What to produce: Pick out each line below containing "ratio".
☆ ☆ ☆ ☆ ☆ ☆ ☆
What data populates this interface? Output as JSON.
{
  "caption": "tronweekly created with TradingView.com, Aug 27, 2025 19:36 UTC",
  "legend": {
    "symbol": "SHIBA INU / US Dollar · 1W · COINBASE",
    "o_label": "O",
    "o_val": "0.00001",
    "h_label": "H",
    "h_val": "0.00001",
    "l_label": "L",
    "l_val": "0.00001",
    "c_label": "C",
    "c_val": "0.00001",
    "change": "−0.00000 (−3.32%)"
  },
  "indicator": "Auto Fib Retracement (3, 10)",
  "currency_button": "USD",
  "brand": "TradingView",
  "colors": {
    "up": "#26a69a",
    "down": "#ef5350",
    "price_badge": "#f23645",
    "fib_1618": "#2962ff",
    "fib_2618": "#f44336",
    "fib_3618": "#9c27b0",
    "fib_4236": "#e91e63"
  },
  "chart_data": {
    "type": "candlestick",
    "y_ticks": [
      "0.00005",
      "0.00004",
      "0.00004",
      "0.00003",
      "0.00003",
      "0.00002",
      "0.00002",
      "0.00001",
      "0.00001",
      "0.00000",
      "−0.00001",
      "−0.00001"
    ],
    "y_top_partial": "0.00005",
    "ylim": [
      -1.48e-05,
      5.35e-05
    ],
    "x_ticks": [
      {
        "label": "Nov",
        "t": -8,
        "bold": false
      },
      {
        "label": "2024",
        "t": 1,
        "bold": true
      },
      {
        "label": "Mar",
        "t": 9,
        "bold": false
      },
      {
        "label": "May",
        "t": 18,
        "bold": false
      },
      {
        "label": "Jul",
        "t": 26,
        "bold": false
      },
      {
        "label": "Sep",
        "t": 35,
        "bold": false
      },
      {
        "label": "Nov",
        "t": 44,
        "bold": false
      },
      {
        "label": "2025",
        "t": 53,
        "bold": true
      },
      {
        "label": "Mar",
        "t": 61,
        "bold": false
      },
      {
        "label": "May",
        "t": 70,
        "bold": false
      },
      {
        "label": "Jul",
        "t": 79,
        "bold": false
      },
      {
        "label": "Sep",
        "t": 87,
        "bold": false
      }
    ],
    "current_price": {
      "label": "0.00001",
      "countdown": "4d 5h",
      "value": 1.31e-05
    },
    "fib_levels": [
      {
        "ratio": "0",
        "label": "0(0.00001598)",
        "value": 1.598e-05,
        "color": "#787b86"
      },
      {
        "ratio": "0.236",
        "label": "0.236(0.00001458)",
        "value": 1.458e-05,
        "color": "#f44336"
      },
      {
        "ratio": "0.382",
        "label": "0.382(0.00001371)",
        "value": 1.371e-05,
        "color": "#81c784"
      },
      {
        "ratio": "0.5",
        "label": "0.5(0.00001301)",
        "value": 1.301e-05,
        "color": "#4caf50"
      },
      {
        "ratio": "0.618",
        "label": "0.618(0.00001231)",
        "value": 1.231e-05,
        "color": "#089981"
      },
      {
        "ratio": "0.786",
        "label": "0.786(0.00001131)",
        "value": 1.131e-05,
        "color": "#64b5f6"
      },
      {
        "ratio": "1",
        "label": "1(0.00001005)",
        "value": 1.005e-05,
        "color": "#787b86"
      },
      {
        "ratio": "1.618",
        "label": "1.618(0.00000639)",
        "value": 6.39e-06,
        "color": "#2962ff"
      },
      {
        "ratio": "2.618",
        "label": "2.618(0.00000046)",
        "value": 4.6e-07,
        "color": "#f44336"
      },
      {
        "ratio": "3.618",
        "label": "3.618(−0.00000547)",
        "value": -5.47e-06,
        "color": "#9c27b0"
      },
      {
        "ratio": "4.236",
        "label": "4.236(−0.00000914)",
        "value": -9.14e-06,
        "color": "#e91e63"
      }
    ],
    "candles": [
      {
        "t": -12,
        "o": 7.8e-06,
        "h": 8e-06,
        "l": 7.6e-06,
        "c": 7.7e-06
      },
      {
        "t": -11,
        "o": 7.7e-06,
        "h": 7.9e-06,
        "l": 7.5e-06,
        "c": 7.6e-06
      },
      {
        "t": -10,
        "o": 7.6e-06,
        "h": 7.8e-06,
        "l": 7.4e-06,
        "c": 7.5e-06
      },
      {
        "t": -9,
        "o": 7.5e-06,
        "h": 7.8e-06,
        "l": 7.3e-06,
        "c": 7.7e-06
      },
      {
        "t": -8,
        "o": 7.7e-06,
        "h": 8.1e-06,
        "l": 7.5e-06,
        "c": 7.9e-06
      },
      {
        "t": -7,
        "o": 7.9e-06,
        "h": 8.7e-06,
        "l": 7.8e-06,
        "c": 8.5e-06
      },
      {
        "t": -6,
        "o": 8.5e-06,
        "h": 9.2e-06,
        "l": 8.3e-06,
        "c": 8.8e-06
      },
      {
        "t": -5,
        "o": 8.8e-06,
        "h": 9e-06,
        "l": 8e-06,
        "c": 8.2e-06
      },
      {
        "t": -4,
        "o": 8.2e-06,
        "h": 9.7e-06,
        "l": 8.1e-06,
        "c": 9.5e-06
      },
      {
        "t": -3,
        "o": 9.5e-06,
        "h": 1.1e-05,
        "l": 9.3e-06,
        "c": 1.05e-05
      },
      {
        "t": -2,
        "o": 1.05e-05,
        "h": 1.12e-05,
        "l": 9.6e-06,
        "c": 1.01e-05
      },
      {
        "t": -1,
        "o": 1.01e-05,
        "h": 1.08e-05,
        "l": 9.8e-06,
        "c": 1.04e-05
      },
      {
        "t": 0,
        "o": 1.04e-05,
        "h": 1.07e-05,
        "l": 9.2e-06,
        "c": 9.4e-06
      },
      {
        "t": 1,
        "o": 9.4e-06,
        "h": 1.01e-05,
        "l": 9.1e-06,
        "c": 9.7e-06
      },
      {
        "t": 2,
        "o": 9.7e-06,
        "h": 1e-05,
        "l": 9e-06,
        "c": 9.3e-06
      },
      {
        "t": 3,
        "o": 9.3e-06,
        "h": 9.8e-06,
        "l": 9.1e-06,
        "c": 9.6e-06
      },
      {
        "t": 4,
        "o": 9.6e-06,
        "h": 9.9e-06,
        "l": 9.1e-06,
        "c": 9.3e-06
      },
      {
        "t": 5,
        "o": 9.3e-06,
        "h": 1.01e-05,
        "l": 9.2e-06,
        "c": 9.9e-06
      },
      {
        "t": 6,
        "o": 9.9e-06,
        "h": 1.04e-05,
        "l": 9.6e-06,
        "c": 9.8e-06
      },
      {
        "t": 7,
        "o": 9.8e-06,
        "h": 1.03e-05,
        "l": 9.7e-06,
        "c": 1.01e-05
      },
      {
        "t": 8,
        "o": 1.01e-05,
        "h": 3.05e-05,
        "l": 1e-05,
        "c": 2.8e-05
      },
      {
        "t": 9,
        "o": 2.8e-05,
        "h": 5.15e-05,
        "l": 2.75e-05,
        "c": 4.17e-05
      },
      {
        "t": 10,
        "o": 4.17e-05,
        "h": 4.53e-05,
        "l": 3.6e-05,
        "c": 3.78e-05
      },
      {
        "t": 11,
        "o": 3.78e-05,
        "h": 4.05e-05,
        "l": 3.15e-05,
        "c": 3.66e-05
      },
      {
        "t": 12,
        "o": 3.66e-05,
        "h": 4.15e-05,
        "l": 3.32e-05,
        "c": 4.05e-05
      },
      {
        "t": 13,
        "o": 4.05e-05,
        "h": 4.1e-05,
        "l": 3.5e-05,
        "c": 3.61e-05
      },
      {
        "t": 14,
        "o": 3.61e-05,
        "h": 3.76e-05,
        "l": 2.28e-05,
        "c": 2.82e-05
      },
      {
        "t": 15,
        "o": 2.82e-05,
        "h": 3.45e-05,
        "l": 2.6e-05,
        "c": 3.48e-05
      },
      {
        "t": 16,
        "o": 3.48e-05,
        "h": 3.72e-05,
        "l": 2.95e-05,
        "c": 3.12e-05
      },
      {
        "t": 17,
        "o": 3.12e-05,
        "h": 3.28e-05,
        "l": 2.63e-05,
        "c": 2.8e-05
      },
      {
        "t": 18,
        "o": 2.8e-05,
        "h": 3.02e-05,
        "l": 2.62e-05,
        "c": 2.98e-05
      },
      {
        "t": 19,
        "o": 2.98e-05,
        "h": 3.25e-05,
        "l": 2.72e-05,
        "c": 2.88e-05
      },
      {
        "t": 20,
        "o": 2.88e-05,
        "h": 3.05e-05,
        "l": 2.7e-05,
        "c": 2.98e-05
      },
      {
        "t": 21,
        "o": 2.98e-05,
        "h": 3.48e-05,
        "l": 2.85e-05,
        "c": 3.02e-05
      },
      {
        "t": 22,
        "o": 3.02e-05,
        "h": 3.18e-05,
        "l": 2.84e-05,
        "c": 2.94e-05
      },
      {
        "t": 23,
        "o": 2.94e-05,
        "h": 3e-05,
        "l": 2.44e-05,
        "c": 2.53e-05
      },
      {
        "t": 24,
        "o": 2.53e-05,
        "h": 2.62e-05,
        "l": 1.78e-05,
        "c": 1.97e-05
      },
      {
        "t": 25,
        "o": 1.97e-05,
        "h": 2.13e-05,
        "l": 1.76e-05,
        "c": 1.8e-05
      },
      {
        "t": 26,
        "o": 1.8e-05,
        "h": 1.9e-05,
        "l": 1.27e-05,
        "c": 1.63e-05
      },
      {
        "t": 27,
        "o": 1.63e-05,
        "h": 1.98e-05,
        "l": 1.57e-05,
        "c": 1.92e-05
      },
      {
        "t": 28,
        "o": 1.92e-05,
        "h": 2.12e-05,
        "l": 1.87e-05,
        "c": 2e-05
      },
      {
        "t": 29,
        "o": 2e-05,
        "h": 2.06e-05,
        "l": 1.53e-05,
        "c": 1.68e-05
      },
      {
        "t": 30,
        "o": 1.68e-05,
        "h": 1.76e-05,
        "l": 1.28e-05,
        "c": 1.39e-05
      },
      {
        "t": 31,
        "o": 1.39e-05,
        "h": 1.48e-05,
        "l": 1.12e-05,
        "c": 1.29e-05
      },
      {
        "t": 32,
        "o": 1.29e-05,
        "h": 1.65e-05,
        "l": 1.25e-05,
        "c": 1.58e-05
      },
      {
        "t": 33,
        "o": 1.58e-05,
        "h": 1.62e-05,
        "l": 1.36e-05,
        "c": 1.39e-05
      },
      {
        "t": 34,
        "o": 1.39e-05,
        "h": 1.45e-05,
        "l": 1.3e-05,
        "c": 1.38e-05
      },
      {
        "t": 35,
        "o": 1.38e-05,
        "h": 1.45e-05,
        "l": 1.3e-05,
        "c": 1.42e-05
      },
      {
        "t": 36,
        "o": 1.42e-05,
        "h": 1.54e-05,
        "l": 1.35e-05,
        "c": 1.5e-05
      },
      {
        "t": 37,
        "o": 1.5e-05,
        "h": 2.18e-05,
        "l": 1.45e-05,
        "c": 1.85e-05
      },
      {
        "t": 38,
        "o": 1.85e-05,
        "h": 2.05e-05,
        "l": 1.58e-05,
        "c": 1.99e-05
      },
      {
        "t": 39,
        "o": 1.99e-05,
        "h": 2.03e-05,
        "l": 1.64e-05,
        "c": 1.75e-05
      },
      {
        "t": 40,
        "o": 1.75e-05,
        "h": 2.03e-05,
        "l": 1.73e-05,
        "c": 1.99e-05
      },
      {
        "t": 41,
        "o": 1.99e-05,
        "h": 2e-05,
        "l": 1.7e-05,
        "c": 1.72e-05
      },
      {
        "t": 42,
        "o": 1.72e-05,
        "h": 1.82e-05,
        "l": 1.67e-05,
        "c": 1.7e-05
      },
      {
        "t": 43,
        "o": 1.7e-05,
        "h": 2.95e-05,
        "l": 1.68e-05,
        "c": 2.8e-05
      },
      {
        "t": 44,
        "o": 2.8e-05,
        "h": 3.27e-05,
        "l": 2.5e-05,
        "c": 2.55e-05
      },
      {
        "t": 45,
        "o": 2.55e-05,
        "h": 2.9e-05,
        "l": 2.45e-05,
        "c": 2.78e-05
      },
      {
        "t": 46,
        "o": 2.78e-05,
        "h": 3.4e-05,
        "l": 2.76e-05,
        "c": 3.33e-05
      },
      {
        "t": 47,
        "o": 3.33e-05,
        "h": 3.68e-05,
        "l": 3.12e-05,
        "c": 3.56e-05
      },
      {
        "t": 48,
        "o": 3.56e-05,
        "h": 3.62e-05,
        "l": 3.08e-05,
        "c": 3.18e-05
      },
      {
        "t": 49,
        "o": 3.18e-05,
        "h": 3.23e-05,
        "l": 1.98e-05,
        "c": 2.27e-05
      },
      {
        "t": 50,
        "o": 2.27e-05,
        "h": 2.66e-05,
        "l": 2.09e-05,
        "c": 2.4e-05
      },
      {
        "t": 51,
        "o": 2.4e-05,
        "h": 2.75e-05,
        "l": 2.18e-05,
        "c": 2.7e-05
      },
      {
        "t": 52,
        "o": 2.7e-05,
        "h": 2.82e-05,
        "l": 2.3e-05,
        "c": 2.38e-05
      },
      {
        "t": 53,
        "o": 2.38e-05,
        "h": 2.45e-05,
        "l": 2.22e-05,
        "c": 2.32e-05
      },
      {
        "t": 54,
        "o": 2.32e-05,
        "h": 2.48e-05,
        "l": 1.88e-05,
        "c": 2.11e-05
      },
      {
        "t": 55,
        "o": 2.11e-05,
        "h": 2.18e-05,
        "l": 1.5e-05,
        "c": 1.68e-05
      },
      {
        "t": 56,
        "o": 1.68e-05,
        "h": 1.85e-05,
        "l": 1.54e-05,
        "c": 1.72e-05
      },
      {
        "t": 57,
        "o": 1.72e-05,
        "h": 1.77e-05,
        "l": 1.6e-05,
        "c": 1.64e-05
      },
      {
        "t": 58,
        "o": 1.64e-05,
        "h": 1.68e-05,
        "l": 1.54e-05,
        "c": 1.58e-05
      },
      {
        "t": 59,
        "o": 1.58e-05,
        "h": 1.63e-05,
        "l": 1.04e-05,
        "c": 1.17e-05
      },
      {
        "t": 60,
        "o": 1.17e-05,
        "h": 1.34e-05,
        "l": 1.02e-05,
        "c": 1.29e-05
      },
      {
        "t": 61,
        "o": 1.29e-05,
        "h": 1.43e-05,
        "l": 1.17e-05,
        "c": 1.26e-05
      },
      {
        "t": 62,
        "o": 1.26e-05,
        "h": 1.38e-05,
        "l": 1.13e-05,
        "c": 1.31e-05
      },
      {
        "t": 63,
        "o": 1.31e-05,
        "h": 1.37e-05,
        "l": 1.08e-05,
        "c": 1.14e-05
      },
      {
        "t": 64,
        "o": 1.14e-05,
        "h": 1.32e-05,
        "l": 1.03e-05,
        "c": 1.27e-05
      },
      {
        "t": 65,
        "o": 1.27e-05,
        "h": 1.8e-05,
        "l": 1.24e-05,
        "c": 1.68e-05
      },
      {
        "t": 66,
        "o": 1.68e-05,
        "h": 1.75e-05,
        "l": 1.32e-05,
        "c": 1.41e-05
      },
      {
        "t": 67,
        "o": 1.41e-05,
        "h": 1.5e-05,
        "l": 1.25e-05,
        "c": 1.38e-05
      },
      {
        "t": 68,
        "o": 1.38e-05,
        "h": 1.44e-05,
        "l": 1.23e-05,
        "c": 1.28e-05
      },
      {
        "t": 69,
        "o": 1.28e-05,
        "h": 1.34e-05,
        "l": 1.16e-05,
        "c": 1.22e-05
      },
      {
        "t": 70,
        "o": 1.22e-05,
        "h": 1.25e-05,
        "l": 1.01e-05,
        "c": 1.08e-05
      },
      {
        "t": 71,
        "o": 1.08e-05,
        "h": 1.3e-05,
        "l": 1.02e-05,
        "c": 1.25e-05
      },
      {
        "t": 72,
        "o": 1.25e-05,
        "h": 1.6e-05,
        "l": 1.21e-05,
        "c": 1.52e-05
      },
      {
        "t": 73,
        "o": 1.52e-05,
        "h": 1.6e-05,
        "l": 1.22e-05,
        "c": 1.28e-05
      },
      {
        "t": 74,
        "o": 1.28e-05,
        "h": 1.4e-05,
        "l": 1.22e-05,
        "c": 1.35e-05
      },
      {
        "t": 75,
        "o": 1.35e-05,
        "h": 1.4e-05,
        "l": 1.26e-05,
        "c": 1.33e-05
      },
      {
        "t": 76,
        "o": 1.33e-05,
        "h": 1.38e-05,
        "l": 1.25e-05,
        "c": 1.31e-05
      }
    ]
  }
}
☆ ☆ ☆ ☆ ☆ ☆ ☆
Task response:
        "ratio": "0",
        "ratio": "0.236",
        "ratio": "0.382",
        "ratio": "0.5",
        "ratio": "0.618",
        "ratio": "0.786",
        "ratio": "1",
        "ratio": "1.618",
        "ratio": "2.618",
        "ratio": "3.618",
        "ratio": "4.236",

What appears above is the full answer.